[Aim of the exercise] Copy out, word for word, the lines from the very first one through the line that contains "group-title: Default File", including both ends.
-- Start of Material for this task --
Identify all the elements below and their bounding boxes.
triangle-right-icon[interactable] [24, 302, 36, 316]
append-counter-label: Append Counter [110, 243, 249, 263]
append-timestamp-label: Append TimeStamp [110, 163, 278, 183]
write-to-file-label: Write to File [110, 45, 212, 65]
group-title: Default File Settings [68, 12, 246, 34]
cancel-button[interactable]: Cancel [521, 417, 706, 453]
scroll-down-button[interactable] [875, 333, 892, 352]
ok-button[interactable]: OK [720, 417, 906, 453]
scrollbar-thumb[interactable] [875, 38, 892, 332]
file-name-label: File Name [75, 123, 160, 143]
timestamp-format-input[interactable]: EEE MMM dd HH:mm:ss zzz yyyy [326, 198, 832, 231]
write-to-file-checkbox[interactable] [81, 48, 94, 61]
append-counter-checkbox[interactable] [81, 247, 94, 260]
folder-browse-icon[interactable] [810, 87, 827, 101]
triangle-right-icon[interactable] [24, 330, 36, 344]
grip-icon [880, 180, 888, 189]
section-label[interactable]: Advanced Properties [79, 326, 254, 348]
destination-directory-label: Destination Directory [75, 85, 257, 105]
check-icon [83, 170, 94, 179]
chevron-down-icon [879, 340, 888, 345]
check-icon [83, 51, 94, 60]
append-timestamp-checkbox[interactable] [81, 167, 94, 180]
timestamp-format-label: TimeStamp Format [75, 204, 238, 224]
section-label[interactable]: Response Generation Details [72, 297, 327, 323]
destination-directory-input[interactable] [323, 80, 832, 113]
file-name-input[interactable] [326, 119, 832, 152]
-- End of Material for this task --
[In response]
Identify all the elements below and their bounding boxes.
triangle-right-icon[interactable] [24, 302, 36, 316]
append-counter-label: Append Counter [110, 243, 249, 263]
append-timestamp-label: Append TimeStamp [110, 163, 278, 183]
write-to-file-label: Write to File [110, 45, 212, 65]
group-title: Default File Settings [68, 12, 246, 34]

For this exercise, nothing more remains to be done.